Data items
○ ○ ○

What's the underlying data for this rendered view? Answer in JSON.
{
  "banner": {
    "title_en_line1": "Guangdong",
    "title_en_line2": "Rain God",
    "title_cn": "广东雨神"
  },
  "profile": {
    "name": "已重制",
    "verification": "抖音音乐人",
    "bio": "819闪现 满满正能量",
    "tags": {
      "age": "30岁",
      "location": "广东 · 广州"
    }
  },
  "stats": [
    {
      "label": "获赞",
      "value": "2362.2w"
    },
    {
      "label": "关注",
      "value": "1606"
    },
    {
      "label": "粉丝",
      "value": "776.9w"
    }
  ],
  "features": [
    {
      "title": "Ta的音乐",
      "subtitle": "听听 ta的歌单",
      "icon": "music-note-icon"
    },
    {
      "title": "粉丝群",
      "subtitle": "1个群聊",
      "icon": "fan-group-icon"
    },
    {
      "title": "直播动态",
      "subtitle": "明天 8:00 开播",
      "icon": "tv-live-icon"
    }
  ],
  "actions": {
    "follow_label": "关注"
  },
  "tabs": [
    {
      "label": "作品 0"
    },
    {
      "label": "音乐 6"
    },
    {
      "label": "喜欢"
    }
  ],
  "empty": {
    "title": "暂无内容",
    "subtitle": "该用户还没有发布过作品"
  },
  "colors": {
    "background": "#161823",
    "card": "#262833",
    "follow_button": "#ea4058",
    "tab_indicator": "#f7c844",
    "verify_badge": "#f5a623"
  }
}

○ ○ ○

— Given task —
Give only the number of lines in the listing above that include the string "icon".

— Final result —
3